> [EXERCISE BRIEF]: Count how many lines of the material hold "JSON". Respond with that number alone.

........

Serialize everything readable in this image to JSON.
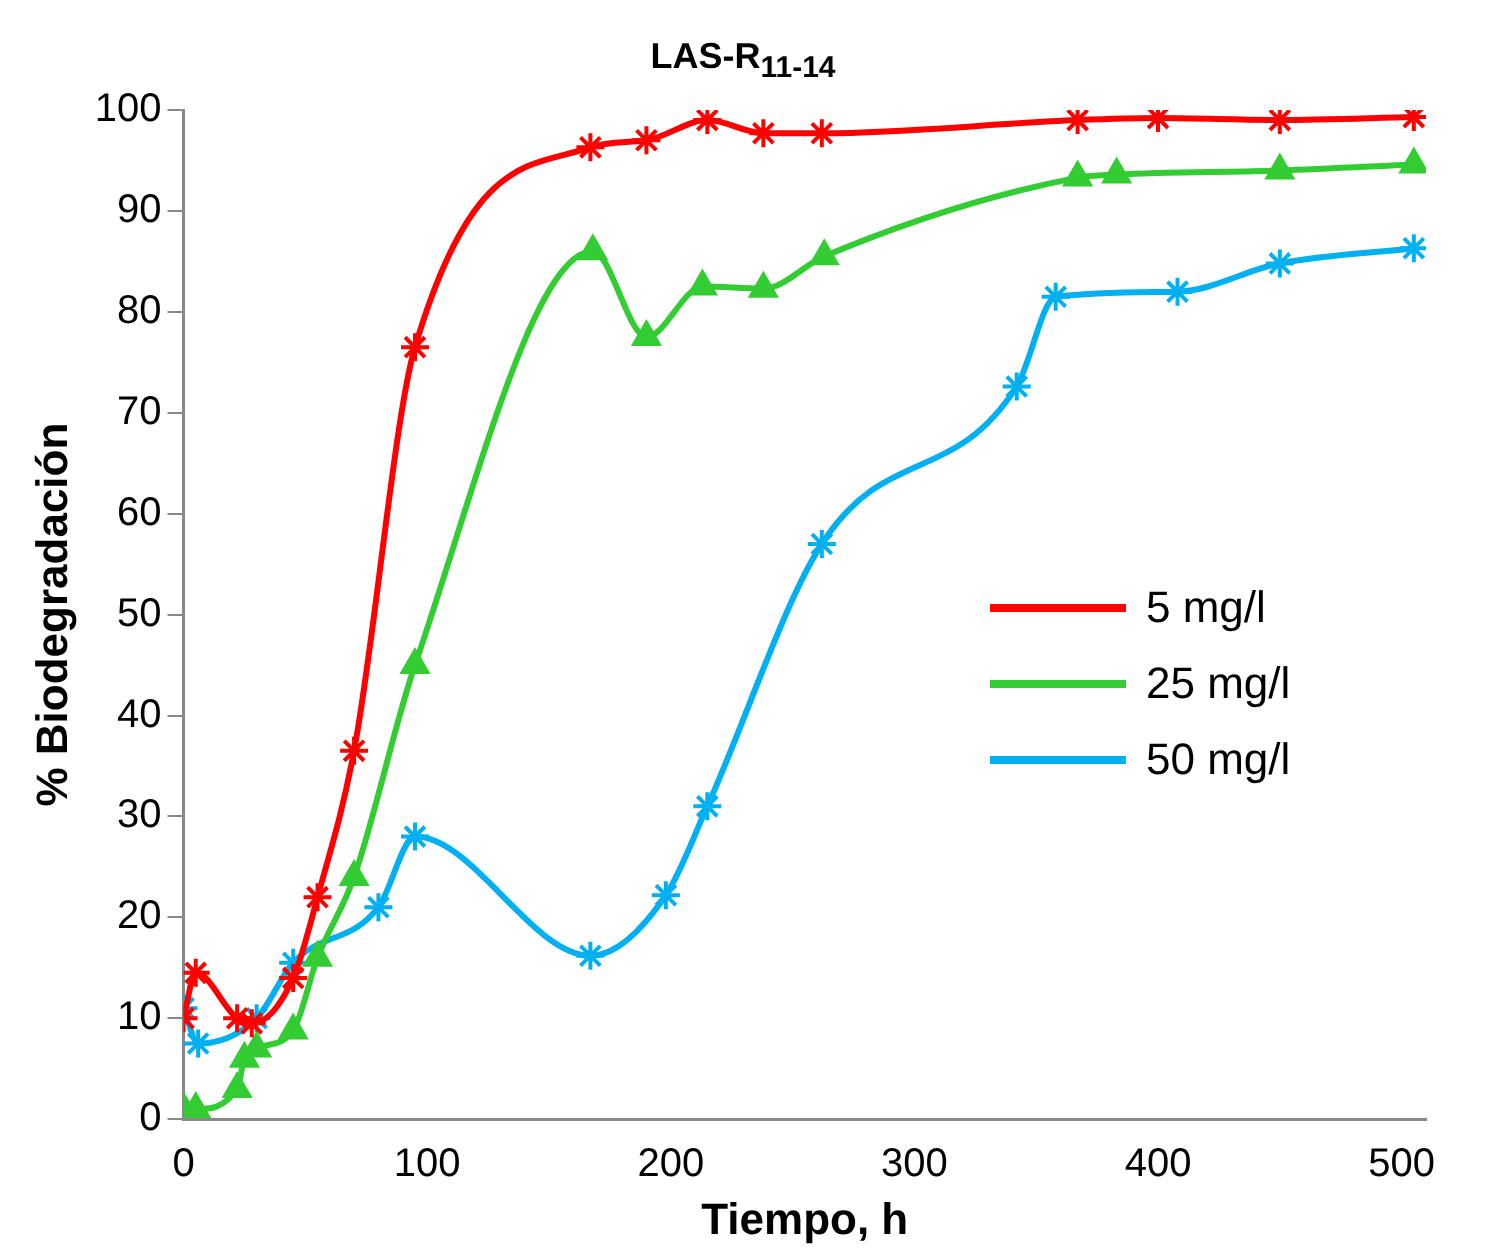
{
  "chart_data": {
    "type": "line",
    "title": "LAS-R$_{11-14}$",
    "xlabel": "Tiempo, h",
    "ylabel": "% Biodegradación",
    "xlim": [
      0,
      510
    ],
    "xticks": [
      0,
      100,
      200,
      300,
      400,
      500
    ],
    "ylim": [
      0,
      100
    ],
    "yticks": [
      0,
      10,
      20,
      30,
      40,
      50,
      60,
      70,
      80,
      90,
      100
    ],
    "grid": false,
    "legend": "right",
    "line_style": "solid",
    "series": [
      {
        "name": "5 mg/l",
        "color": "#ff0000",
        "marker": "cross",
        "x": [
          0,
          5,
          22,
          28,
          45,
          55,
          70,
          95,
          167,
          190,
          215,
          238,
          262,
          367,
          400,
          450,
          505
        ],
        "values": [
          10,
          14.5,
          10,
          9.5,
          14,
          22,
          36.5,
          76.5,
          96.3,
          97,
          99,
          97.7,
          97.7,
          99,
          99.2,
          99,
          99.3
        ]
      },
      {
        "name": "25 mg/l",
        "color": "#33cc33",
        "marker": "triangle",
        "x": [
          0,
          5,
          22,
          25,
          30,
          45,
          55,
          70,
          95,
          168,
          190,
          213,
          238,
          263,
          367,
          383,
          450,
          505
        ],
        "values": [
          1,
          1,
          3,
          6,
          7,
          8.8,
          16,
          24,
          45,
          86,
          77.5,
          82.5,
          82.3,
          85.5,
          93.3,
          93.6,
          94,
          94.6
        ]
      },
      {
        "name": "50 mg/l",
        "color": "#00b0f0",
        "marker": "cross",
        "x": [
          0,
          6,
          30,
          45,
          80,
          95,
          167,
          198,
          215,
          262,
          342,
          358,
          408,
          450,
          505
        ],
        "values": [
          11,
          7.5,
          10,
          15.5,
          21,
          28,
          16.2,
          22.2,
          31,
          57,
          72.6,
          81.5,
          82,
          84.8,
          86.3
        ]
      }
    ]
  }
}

........

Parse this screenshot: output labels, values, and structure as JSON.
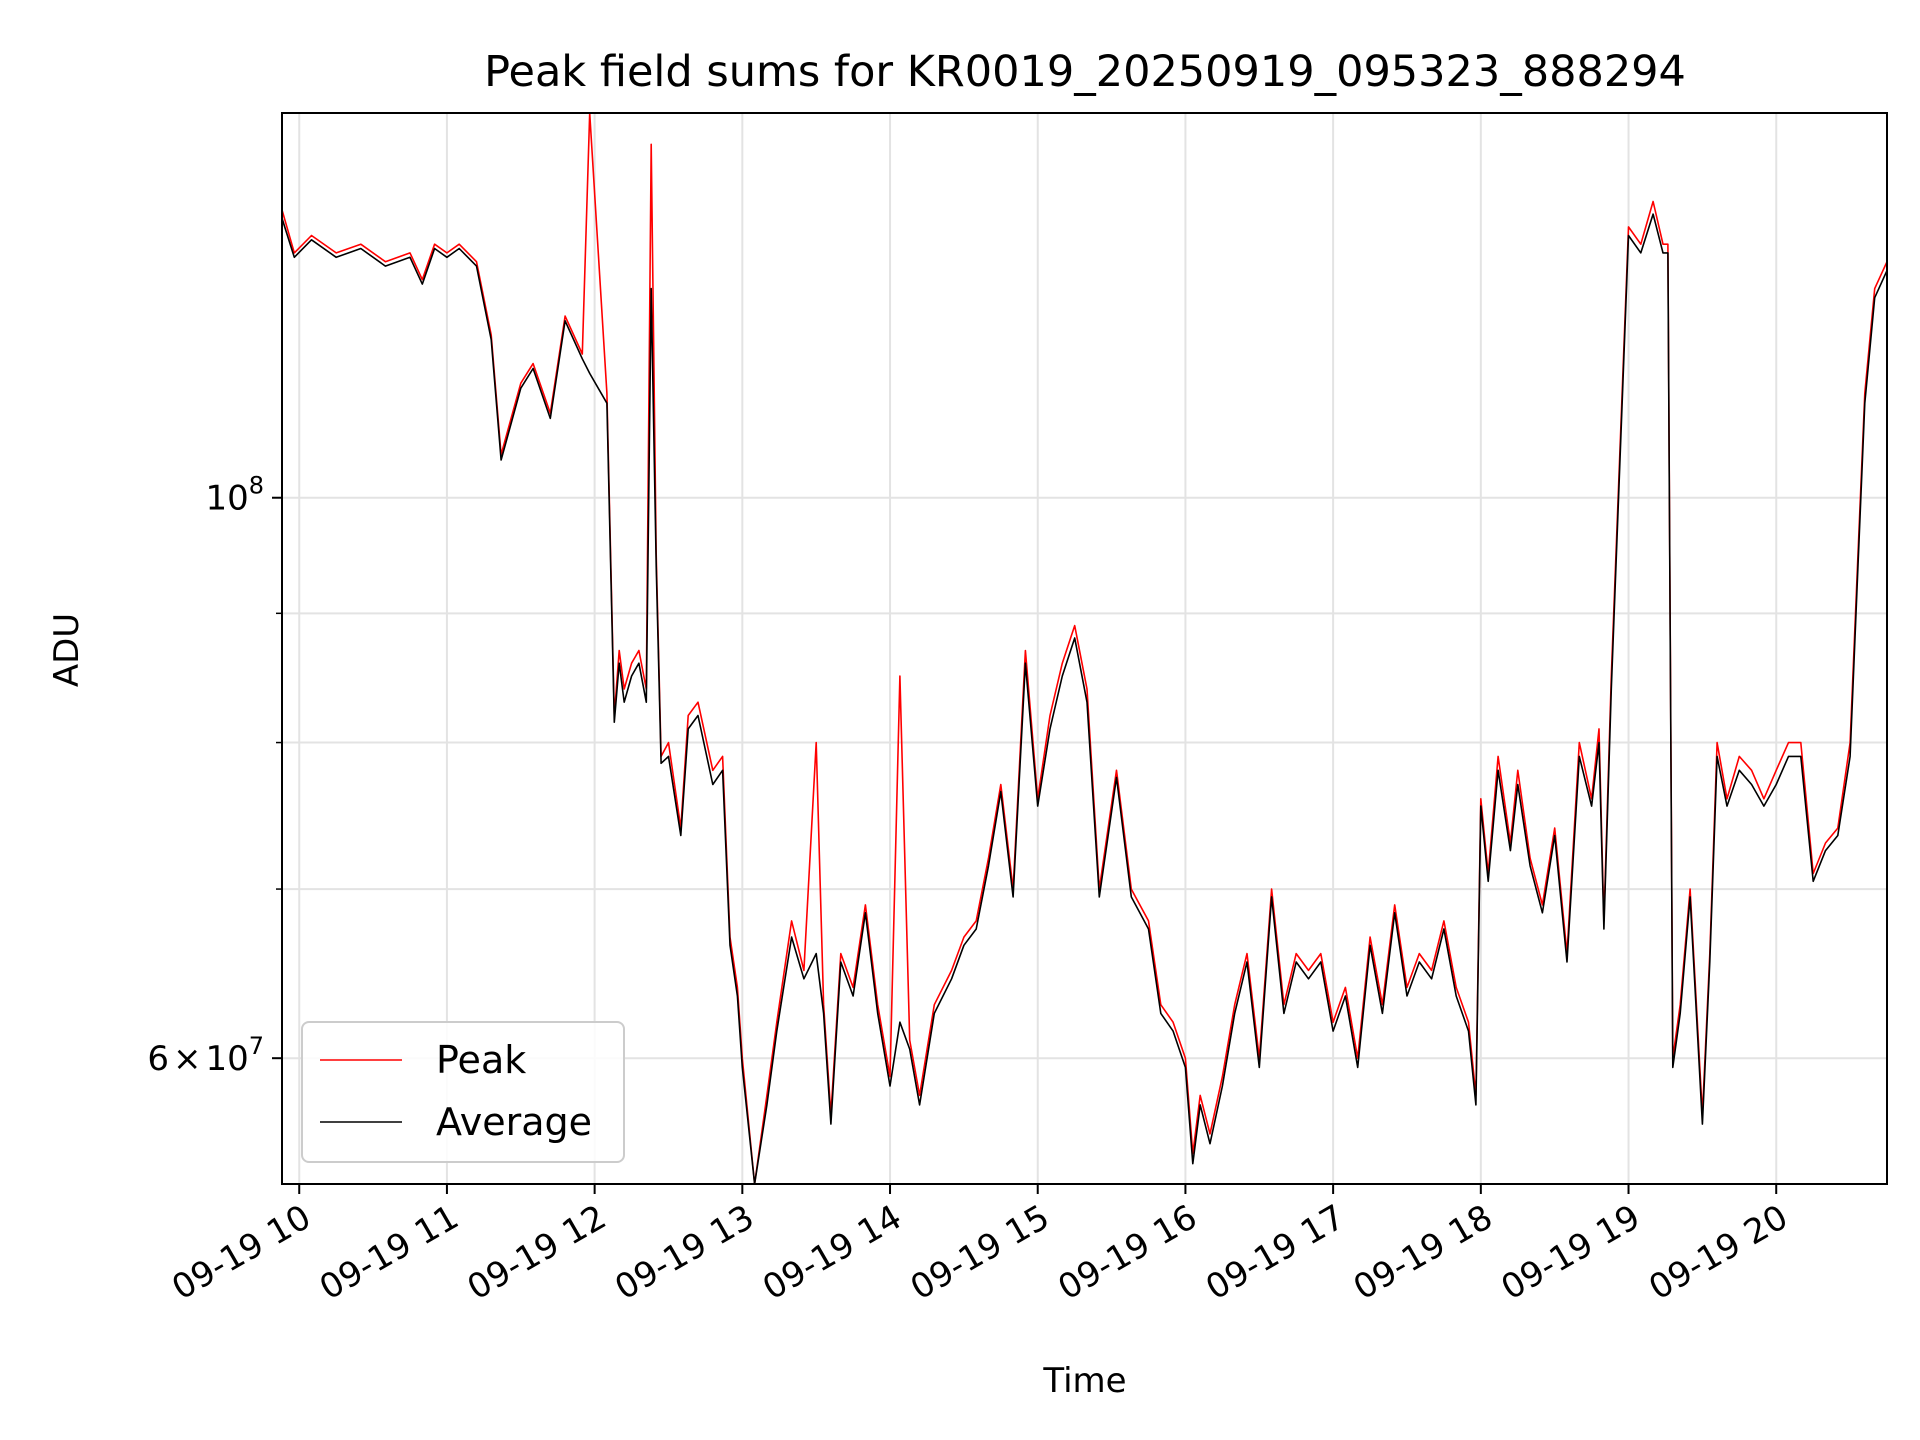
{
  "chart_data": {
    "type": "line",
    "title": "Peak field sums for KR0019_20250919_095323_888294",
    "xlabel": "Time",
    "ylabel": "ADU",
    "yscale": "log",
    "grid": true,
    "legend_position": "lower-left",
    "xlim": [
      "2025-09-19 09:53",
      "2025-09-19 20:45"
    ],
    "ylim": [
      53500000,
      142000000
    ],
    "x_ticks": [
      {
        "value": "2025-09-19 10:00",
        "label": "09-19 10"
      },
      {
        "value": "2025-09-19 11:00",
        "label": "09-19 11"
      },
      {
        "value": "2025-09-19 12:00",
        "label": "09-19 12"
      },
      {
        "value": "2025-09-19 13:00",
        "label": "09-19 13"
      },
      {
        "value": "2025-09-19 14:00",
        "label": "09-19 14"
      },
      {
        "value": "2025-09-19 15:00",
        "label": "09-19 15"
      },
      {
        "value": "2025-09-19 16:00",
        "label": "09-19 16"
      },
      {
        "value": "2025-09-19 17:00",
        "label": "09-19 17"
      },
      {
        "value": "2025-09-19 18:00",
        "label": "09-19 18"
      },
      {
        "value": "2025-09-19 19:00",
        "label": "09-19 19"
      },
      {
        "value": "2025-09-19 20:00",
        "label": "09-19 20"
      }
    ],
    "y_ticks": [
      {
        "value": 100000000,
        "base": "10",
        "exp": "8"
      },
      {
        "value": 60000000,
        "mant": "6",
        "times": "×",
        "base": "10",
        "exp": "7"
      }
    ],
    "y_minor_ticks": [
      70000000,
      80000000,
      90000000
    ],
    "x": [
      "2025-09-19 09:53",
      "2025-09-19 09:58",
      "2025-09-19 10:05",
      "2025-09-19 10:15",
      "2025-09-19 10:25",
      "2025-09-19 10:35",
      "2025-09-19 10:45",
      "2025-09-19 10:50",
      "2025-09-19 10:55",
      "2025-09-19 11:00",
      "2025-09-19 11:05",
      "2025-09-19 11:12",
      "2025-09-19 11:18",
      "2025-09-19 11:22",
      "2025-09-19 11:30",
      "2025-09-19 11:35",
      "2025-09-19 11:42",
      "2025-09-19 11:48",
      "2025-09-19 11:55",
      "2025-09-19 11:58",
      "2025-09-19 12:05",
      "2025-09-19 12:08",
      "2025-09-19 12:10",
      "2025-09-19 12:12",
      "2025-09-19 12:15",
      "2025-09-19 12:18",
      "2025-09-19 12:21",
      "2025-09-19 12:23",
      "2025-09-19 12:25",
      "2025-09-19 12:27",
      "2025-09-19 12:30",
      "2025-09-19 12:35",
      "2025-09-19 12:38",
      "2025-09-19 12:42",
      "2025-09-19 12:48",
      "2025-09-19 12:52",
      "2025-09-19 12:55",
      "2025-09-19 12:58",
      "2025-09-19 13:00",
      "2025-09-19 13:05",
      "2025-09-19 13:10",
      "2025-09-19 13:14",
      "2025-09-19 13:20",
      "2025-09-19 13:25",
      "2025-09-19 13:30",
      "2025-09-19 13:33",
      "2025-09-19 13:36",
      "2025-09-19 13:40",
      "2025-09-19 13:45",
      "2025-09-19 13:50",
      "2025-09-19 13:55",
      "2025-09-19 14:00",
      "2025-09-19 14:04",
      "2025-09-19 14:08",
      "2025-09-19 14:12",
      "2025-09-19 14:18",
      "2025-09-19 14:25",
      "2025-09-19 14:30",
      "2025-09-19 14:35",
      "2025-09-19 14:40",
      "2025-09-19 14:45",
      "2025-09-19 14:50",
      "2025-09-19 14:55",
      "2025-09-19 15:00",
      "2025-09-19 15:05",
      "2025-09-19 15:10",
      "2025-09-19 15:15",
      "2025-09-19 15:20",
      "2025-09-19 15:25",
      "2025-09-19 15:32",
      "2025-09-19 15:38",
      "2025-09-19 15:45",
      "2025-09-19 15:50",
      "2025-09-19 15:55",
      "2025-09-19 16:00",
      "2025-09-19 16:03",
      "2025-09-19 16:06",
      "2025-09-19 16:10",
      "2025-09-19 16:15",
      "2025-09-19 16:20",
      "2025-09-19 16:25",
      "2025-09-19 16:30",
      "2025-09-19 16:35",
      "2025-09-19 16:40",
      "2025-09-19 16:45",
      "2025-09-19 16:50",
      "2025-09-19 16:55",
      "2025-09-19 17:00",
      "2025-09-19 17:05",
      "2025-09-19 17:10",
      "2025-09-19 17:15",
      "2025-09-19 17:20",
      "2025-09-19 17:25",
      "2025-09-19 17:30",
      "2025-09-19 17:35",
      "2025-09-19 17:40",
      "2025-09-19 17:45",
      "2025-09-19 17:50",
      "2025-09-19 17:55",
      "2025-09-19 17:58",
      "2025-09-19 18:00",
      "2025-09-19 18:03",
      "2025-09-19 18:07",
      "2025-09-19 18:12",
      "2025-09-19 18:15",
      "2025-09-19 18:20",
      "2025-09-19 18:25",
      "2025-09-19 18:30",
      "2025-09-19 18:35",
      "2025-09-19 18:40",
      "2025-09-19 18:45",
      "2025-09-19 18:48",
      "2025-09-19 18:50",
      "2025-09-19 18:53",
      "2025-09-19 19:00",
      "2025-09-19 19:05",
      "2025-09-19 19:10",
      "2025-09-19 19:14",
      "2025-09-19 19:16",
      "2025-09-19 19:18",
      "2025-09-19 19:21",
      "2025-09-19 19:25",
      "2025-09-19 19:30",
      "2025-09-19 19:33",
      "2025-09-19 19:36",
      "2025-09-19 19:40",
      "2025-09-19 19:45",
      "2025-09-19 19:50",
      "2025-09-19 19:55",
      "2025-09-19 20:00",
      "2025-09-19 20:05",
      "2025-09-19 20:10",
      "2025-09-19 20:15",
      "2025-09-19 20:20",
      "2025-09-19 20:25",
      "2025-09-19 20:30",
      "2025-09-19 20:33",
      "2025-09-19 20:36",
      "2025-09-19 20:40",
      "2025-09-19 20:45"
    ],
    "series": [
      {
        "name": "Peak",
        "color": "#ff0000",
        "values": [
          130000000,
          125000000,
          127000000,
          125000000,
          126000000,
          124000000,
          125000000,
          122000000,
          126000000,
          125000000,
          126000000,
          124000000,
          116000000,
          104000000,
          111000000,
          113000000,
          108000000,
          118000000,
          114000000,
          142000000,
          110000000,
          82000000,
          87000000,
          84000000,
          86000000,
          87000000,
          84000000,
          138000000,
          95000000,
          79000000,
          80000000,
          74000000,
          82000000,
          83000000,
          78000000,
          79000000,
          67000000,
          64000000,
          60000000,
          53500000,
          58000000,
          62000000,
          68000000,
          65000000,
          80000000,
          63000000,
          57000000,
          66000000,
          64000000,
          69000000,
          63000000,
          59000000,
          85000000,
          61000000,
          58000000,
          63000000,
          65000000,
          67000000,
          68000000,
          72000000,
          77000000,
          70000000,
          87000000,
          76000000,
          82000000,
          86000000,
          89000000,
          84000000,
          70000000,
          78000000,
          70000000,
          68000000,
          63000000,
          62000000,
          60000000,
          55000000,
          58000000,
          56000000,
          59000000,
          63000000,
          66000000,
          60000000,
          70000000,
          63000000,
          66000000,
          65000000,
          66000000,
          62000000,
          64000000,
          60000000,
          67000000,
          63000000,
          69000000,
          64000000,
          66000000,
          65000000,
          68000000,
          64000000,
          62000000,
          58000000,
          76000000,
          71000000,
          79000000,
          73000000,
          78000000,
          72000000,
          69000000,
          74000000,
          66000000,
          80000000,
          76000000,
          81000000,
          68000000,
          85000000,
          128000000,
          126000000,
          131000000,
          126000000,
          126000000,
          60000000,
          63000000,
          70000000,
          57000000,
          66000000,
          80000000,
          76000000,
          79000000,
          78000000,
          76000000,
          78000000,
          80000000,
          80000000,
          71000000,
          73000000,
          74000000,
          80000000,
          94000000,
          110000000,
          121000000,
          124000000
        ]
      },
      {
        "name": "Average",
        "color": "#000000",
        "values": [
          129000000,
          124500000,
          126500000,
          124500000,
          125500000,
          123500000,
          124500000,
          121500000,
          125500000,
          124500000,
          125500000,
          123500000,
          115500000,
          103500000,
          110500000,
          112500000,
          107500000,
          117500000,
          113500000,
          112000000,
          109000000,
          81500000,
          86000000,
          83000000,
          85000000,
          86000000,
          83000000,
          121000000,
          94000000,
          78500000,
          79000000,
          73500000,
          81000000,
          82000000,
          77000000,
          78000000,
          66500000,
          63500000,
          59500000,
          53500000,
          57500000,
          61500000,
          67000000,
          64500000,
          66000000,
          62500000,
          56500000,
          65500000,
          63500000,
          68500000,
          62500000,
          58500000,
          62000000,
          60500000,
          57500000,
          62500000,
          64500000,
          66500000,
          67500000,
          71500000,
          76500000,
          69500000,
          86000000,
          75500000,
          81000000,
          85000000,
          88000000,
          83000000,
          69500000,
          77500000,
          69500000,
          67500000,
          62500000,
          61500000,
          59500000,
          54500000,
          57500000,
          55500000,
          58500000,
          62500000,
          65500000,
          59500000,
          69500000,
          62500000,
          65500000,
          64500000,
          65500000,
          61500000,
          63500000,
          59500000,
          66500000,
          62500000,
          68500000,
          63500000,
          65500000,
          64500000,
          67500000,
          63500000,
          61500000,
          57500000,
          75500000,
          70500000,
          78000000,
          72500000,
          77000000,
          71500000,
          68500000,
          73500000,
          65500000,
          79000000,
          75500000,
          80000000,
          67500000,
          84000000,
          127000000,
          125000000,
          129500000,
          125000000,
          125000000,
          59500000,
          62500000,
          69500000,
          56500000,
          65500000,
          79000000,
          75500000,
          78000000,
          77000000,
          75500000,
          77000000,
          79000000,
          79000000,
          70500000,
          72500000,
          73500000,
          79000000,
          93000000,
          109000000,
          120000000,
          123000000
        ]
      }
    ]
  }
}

........

> [OUTPUT FOR THIS EXERCISE]: 2